There were so many assaults and intrusions to our family during and around that hearing–it made the original trials look like preschool.

Rudi Apelt

 

In the end, Arellano ruled that Rudi Apelt was indeed “mentally retarded” and would be released from death row. She ruled against Michael. I guess she fulfilled her life dream of releasing a person from death row and that was enough. Then we faced the next hurdle.

Rudi’s defense team didn’t find that win quite enough, and since they had the entire deck stacked on their side, they decided to take it the distance.

Remember, he has now two sentences that were running consecutively–life WITH parole in 25 years, that rolled over in to that same sentence again. In essence, secured in prison for 50 years. But no, that wouldn’t do, so they argued for Arrellano to convert those sentences to CONCURRENT–meaning he would be serving both at the same time. This also meant that he would be not only removed from death row and in to the General population, but he would be up for release in five short years from the time this decision was made. Right back to the streets to continue his life of conning, murdering and raping women (did I mention he had served five years in Germany for a violent gang rape? Yeah, that was disallowed for consideration in her “mental retardation” decision too).

==================================================

Task objective
Please extend the account above of the Rudi Apelt sentencing fight, picking up right after its last sentence.

Listings of element regions
==================================================

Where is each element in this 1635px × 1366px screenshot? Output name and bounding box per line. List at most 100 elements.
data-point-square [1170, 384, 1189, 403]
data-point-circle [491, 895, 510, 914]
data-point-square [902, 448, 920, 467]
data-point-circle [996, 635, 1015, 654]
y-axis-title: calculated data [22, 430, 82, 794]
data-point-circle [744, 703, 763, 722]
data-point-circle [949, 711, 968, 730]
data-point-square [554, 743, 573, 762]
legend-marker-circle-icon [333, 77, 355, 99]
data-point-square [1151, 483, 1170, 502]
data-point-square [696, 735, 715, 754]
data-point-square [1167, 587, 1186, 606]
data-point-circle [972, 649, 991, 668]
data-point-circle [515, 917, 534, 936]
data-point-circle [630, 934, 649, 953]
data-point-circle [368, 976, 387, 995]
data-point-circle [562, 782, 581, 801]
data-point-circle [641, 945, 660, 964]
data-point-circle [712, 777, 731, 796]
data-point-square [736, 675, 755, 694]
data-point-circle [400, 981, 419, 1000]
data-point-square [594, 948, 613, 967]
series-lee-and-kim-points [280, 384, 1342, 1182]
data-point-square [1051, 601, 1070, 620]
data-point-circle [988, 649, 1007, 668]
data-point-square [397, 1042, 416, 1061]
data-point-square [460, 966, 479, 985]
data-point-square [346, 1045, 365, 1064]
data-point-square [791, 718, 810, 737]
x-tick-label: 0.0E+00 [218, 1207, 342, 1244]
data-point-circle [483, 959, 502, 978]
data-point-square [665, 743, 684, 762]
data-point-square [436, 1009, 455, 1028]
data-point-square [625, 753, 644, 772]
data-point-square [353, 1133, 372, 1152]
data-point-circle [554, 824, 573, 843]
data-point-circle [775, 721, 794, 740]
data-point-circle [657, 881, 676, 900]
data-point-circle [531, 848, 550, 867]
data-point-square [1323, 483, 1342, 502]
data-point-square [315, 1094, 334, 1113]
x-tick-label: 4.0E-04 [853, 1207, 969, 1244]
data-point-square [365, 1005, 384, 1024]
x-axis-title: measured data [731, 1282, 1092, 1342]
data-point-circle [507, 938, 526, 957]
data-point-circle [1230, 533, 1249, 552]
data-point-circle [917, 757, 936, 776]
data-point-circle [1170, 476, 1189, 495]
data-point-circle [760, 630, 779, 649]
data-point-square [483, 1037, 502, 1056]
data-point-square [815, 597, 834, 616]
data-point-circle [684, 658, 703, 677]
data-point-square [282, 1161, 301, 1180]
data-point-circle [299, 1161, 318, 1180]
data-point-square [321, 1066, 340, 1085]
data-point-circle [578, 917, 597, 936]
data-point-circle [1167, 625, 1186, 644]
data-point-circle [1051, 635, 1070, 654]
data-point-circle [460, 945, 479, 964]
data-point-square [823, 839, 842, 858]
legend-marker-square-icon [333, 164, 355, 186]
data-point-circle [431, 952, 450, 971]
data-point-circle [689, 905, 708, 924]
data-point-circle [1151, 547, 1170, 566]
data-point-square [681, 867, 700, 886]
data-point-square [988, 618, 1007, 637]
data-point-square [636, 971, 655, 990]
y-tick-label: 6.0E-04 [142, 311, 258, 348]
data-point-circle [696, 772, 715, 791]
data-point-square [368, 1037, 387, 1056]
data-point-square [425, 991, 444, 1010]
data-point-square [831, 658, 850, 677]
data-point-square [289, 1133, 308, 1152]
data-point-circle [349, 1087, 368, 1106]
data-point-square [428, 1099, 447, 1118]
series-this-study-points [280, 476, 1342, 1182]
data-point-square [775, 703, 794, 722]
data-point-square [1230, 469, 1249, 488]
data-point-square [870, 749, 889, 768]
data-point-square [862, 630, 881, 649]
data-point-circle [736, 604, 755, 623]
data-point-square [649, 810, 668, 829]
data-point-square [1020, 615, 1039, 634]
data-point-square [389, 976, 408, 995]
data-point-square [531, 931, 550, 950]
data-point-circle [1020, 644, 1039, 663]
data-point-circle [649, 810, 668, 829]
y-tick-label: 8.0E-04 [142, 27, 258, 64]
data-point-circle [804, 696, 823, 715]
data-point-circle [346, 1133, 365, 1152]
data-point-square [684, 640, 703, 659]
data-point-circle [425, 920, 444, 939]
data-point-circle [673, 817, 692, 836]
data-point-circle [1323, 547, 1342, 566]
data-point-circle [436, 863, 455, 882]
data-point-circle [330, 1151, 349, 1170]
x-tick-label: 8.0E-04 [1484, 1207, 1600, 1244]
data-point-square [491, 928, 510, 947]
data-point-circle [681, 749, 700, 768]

==================================================

Reply
I had had it with her. I knew she would rule in his favor like she had done all along. I knew it was going concurrent and that we would just have to hope the Parole Board would never let him out. I had no more fight in me against this heinous Judge.

The night before that re-sentencing hearing, I was at the American Idol concert (yes I did get to see Adam Lambert perform :D) at got a text from my victim’s rights attorney–the one I had to get during the mental retardation trial after my rights got terribly trampled on by their side sending someone to my home unannounced, but that’s another story (she changed the law so they can never do that again to another victim). Anyway, she asked if I was planning to attend. I said no. She wrote back “I think you need to be there”.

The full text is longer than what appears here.